**What you should do**:
Find every line of the listing below where "others" appears, and copy it.

— begin Input data —

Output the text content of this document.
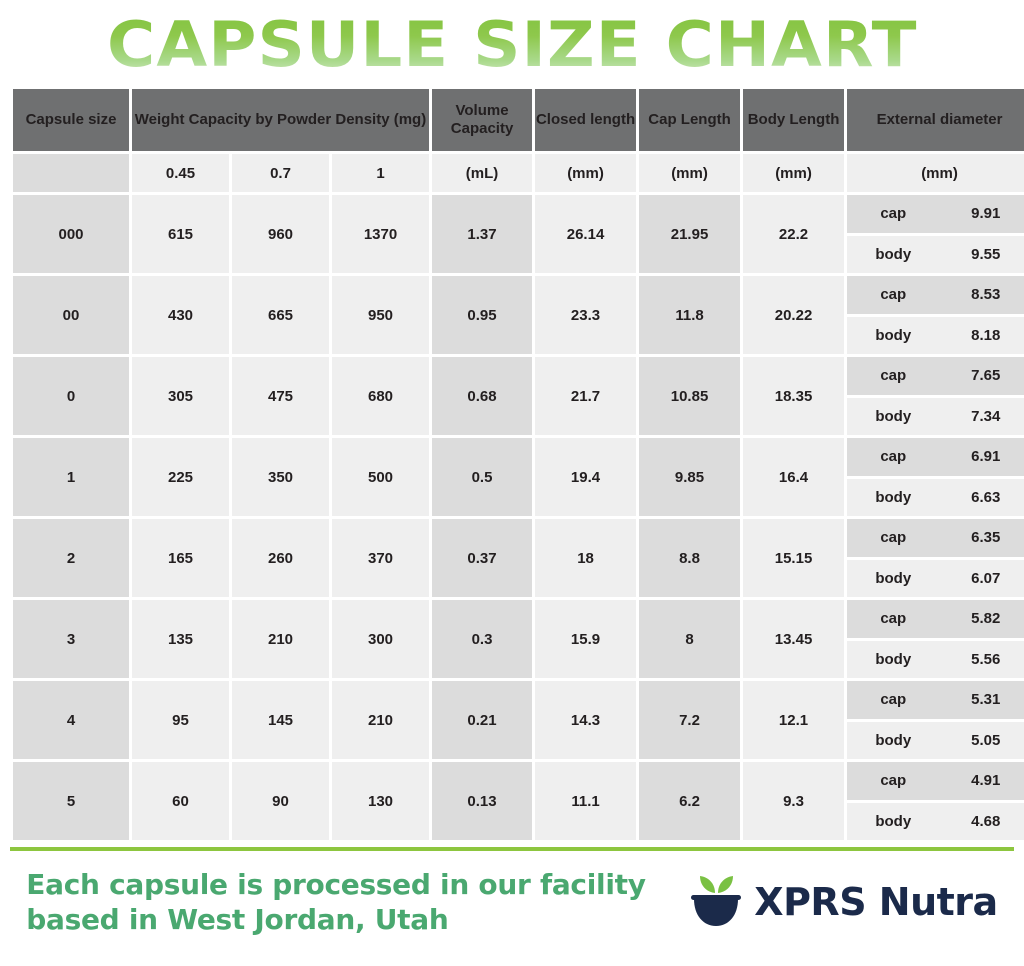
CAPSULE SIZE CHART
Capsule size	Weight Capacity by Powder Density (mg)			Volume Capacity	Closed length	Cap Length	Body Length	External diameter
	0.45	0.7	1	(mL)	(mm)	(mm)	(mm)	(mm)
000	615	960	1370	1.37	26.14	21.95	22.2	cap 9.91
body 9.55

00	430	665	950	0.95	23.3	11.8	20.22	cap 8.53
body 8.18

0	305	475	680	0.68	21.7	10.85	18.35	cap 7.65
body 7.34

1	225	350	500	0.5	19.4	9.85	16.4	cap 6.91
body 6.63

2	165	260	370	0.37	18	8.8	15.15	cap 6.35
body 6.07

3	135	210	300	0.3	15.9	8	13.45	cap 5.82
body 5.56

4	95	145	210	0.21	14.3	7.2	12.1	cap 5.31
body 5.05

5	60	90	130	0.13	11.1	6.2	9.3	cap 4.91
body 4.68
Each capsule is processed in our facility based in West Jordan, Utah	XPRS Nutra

— end Input data —
— begin Input data —

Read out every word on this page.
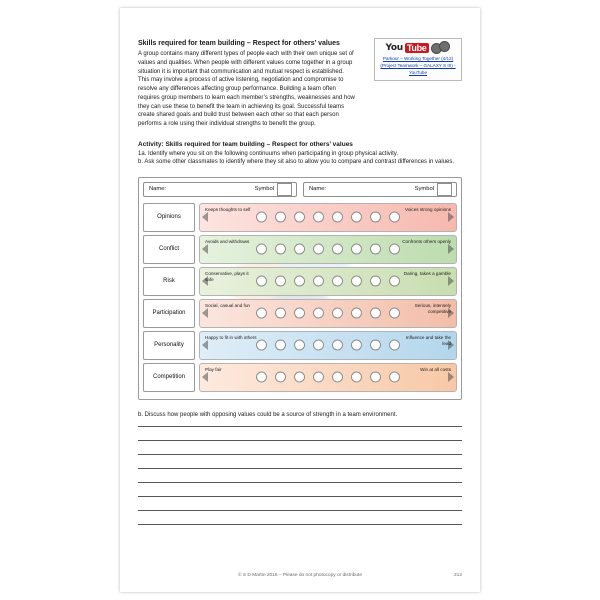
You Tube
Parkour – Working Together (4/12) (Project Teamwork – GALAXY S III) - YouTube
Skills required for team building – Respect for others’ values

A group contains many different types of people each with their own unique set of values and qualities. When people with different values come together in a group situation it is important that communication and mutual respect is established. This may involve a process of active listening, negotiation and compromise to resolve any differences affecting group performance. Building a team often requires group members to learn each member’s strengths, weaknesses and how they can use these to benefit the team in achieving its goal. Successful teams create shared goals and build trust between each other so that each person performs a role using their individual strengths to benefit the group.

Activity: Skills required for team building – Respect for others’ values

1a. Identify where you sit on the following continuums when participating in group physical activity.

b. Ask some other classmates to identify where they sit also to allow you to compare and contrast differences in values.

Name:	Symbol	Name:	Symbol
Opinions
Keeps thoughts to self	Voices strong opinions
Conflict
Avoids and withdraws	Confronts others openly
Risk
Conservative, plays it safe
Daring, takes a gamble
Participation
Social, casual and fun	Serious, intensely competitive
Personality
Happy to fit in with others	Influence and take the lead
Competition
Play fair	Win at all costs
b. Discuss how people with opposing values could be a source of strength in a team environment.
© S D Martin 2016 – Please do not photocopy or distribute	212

— end Input data —

**Expected answer**:
Skills required for team building – Respect for others’ values
Activity: Skills required for team building – Respect for others’ values
Avoids and withdraws	Confronts others openly
Happy to fit in with others	Influence and take the lead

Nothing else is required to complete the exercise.